**Description of the task:** In the material below, find every line with "tarde" and pull it out.

— START OF Input records —

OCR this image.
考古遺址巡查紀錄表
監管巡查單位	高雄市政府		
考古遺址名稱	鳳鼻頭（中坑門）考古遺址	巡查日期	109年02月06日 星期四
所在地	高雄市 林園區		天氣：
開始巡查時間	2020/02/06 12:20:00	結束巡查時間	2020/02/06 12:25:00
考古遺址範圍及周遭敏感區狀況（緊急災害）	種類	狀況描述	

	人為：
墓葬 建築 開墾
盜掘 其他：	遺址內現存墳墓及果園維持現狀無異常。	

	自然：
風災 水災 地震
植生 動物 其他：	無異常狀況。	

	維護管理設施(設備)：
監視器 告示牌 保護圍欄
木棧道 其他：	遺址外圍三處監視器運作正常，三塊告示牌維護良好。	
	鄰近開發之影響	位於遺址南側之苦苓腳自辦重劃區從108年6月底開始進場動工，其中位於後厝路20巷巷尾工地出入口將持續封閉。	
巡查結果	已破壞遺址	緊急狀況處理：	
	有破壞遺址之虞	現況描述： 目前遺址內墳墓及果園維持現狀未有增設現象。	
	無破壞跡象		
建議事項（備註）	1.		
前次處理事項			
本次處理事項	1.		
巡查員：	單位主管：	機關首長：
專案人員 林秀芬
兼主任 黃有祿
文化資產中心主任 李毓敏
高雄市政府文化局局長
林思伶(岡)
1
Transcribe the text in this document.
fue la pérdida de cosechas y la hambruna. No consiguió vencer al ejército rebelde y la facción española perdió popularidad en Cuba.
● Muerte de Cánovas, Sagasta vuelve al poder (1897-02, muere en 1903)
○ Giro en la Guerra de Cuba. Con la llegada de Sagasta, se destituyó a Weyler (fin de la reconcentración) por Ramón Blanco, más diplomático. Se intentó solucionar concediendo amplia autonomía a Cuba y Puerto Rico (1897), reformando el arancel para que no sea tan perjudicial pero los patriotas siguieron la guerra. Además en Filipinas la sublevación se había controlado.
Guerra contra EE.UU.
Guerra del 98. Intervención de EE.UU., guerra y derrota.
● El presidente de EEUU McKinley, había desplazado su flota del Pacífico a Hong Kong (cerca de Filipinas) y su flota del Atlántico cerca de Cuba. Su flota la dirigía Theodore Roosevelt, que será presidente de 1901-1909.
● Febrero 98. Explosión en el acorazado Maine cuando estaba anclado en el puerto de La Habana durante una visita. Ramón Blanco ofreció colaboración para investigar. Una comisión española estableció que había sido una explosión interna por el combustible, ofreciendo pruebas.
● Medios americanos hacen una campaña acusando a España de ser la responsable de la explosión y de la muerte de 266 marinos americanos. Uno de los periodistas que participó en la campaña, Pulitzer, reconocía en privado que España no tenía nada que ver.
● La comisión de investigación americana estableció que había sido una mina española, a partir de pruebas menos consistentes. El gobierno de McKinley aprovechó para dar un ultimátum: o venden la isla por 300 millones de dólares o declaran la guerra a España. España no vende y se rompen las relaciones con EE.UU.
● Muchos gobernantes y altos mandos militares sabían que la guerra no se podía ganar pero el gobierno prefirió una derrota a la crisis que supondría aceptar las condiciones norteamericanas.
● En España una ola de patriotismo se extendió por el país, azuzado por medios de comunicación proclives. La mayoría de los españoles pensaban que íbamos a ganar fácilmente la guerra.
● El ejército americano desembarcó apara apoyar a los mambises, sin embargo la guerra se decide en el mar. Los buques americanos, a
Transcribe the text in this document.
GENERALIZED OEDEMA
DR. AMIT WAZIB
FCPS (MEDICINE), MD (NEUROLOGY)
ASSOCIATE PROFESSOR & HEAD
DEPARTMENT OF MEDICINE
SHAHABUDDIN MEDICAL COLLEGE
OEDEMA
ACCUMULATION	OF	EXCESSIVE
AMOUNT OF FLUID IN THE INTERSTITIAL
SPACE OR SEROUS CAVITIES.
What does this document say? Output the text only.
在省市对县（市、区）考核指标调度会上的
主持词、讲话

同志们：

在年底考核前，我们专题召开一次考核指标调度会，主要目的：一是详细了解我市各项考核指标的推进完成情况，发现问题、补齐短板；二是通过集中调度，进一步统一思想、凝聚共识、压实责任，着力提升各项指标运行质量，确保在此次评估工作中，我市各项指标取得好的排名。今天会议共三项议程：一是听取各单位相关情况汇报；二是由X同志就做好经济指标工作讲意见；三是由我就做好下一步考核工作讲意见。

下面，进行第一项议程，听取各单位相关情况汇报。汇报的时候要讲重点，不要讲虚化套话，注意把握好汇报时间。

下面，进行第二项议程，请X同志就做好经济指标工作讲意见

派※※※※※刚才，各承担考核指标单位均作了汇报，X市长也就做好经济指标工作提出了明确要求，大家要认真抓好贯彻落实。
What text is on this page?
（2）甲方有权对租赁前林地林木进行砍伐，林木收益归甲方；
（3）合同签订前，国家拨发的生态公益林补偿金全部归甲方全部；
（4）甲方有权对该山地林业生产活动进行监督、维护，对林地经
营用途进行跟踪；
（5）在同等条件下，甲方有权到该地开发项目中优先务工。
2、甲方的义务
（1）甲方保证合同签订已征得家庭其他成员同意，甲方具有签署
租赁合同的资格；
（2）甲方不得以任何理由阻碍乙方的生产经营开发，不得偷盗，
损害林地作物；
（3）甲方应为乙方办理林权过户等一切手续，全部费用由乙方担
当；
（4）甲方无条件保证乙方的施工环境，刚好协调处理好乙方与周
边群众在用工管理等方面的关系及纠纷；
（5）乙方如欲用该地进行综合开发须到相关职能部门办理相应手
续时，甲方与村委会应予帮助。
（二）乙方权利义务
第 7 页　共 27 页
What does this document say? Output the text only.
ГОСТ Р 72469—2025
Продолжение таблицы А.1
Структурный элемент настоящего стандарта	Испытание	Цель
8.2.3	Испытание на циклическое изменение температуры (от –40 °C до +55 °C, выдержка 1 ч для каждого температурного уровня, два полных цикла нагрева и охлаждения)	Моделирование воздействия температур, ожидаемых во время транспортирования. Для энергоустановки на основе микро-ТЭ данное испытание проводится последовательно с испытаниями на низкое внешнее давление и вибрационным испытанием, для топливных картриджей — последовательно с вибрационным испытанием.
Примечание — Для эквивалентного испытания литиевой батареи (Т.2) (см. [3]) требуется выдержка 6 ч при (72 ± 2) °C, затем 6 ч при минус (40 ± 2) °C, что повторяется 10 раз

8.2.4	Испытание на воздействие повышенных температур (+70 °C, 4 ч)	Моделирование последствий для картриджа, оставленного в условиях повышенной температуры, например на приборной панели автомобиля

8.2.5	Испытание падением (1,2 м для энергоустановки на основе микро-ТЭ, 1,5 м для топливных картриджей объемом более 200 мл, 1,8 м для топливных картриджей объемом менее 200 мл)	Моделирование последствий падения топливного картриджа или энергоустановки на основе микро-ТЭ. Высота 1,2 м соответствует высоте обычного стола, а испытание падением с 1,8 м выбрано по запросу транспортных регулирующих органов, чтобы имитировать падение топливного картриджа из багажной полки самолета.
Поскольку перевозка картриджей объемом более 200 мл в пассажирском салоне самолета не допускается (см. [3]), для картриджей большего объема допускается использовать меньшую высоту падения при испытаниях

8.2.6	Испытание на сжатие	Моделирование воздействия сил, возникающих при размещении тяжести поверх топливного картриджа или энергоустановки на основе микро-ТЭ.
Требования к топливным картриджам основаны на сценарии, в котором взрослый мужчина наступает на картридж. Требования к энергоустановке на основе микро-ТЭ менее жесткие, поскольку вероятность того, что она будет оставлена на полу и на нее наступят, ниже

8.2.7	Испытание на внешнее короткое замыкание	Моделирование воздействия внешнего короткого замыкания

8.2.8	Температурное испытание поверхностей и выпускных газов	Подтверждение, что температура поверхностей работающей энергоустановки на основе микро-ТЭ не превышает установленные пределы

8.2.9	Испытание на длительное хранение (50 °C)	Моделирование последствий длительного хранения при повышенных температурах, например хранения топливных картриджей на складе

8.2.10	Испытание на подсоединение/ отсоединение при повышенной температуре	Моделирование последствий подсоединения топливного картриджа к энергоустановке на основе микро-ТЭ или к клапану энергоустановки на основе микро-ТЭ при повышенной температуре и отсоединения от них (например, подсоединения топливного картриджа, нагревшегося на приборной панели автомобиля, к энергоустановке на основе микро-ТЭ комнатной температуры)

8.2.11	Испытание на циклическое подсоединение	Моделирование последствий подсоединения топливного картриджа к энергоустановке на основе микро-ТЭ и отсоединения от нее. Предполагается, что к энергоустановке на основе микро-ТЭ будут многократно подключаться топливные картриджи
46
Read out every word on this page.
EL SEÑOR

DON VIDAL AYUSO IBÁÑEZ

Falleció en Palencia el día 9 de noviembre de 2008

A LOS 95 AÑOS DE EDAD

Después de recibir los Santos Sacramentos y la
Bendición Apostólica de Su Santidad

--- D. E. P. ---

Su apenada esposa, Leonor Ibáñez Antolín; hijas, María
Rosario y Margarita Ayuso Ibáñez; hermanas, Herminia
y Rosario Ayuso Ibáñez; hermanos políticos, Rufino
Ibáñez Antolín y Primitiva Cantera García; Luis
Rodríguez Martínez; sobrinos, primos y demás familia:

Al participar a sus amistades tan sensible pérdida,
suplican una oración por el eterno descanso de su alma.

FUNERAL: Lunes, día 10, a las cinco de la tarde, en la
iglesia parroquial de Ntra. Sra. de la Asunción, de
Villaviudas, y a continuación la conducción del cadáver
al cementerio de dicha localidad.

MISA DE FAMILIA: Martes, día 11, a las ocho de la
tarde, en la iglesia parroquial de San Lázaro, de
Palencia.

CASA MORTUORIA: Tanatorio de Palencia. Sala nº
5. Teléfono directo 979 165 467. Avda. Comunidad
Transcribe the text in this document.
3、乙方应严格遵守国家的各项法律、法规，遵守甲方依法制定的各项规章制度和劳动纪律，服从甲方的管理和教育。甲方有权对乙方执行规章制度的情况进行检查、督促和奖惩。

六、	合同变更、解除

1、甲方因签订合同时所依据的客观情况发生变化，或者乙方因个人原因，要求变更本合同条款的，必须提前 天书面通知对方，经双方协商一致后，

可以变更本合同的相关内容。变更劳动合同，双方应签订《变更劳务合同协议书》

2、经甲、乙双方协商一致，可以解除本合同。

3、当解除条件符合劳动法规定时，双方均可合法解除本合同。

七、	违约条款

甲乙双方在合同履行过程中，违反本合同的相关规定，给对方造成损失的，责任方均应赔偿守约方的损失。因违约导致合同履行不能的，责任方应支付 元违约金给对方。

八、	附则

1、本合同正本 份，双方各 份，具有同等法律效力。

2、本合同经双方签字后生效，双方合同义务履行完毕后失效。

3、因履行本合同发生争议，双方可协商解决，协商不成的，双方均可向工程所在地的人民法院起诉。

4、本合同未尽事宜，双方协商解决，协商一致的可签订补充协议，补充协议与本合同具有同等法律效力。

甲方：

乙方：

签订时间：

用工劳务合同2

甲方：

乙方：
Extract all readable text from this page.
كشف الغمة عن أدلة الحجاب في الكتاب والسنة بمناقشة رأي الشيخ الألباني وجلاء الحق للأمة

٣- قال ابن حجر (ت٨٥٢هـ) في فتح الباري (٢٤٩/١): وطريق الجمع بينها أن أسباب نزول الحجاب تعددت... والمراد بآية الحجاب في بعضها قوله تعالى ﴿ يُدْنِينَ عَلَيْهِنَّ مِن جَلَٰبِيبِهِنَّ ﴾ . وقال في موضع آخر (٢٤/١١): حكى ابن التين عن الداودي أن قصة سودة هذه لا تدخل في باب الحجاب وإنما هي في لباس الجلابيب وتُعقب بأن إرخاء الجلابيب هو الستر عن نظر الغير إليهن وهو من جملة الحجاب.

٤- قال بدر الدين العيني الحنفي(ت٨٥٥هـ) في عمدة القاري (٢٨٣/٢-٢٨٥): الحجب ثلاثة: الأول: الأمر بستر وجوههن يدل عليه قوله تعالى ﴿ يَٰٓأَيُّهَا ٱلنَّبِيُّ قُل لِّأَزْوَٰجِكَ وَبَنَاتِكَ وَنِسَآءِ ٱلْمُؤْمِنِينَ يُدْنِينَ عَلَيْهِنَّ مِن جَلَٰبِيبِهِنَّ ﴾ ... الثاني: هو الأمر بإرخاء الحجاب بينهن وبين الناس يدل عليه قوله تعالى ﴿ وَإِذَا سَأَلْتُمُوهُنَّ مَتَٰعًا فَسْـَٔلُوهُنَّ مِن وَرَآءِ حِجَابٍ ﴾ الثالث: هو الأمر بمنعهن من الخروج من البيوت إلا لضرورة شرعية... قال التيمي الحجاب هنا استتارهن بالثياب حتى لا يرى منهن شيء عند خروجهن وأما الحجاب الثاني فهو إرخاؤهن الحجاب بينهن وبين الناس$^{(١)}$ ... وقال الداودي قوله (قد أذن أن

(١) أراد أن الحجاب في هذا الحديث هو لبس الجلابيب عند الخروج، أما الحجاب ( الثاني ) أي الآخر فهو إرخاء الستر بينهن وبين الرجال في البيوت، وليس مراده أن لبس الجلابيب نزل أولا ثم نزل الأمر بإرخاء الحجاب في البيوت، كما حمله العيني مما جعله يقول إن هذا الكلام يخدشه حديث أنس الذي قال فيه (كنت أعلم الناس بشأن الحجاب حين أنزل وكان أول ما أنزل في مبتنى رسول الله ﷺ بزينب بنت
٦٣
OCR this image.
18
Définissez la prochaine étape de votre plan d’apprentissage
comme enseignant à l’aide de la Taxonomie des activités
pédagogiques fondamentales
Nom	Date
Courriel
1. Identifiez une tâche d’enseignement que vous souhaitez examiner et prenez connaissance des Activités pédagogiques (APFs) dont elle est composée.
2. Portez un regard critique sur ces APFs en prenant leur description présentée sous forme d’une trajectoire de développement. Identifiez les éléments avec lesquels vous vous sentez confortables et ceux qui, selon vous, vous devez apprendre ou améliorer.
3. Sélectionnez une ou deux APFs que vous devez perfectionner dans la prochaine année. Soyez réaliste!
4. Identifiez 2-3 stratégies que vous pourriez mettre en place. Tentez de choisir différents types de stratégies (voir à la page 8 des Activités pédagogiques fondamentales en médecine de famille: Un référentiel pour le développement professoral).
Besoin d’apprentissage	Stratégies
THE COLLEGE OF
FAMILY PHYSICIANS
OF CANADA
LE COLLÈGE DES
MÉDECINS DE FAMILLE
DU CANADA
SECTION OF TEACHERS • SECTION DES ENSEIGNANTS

— END OF Input records —

**Complete answer:**
FUNERAL: Lunes, día 10, a las cinco de la tarde, en la
tarde, en la iglesia parroquial de San Lázaro, de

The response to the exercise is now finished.